--- Task input ---
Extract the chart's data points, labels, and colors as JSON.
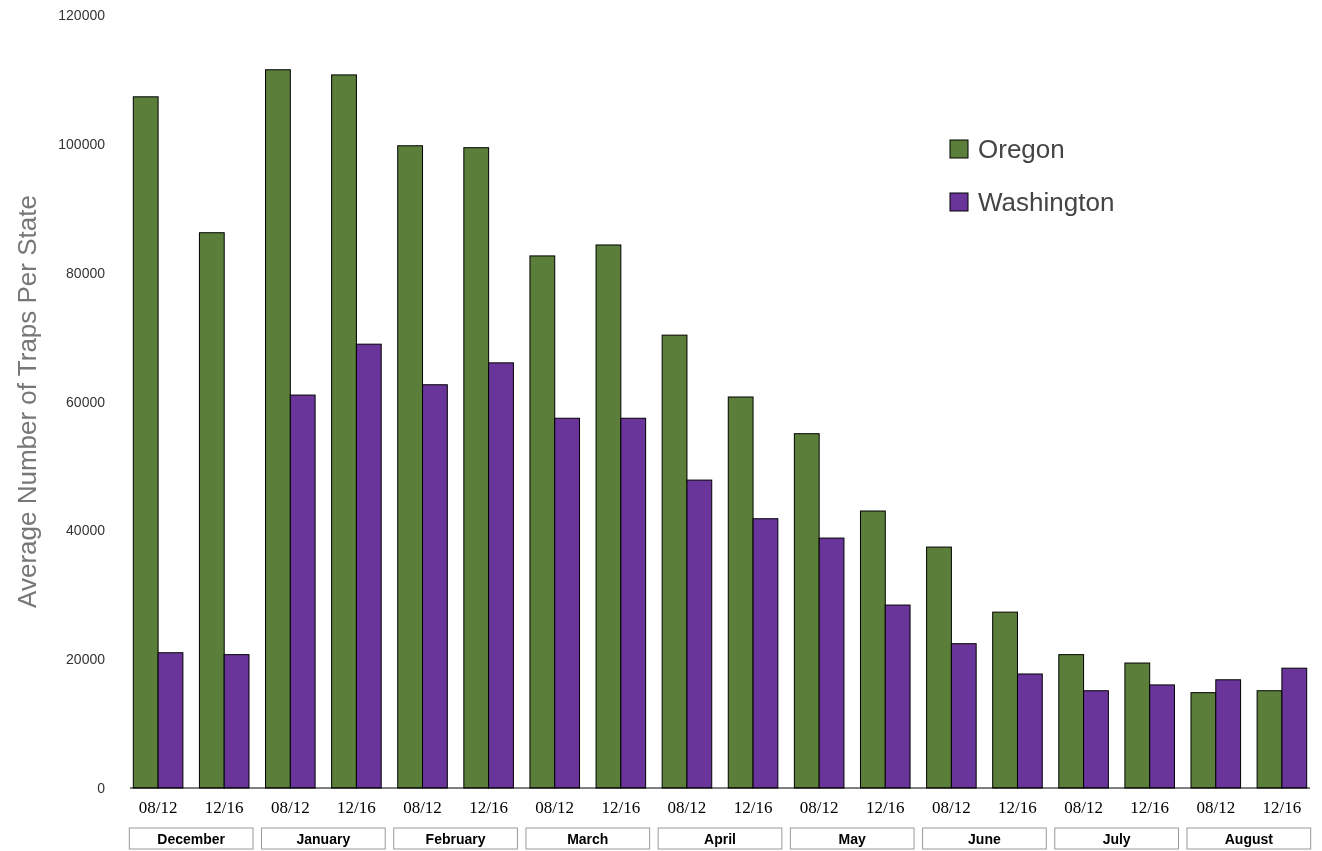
{
  "chart_data": {
    "type": "bar",
    "ylabel": "Average Number of Traps Per State",
    "categories": [
      "08/12",
      "12/16",
      "08/12",
      "12/16",
      "08/12",
      "12/16",
      "08/12",
      "12/16",
      "08/12",
      "12/16",
      "08/12",
      "12/16",
      "08/12",
      "12/16",
      "08/12",
      "12/16",
      "08/12",
      "12/16"
    ],
    "series": [
      {
        "name": "Oregon",
        "color": "#5b7f3a",
        "values": [
          107300,
          86200,
          111500,
          110700,
          99700,
          99400,
          82600,
          84300,
          70300,
          60700,
          55000,
          43000,
          37400,
          27300,
          20700,
          19400,
          14800,
          15100
        ]
      },
      {
        "name": "Washington",
        "color": "#6a359b",
        "values": [
          21000,
          20700,
          61000,
          68900,
          62600,
          66000,
          57400,
          57400,
          47800,
          41800,
          38800,
          28400,
          22400,
          17700,
          15100,
          16000,
          16800,
          18600
        ]
      }
    ],
    "ylim": [
      0,
      120000
    ],
    "yticks": [
      0,
      20000,
      40000,
      60000,
      80000,
      100000,
      120000
    ],
    "legend": "top right",
    "annotations": [
      "December",
      "January",
      "February",
      "March",
      "April",
      "May",
      "June",
      "July",
      "August"
    ]
  }
}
---
Retype all entries exactly as they appear, dropping the images.

* Output of the task:
Extract the chart's data points, labels, and colors as JSON.
{
  "chart_data": {
    "type": "bar",
    "ylabel": "Average Number of Traps Per State",
    "categories": [
      "08/12",
      "12/16",
      "08/12",
      "12/16",
      "08/12",
      "12/16",
      "08/12",
      "12/16",
      "08/12",
      "12/16",
      "08/12",
      "12/16",
      "08/12",
      "12/16",
      "08/12",
      "12/16",
      "08/12",
      "12/16"
    ],
    "series": [
      {
        "name": "Oregon",
        "color": "#5b7f3a",
        "values": [
          107300,
          86200,
          111500,
          110700,
          99700,
          99400,
          82600,
          84300,
          70300,
          60700,
          55000,
          43000,
          37400,
          27300,
          20700,
          19400,
          14800,
          15100
        ]
      },
      {
        "name": "Washington",
        "color": "#6a359b",
        "values": [
          21000,
          20700,
          61000,
          68900,
          62600,
          66000,
          57400,
          57400,
          47800,
          41800,
          38800,
          28400,
          22400,
          17700,
          15100,
          16000,
          16800,
          18600
        ]
      }
    ],
    "ylim": [
      0,
      120000
    ],
    "yticks": [
      0,
      20000,
      40000,
      60000,
      80000,
      100000,
      120000
    ],
    "legend": "top right",
    "annotations": [
      "December",
      "January",
      "February",
      "March",
      "April",
      "May",
      "June",
      "July",
      "August"
    ]
  }
}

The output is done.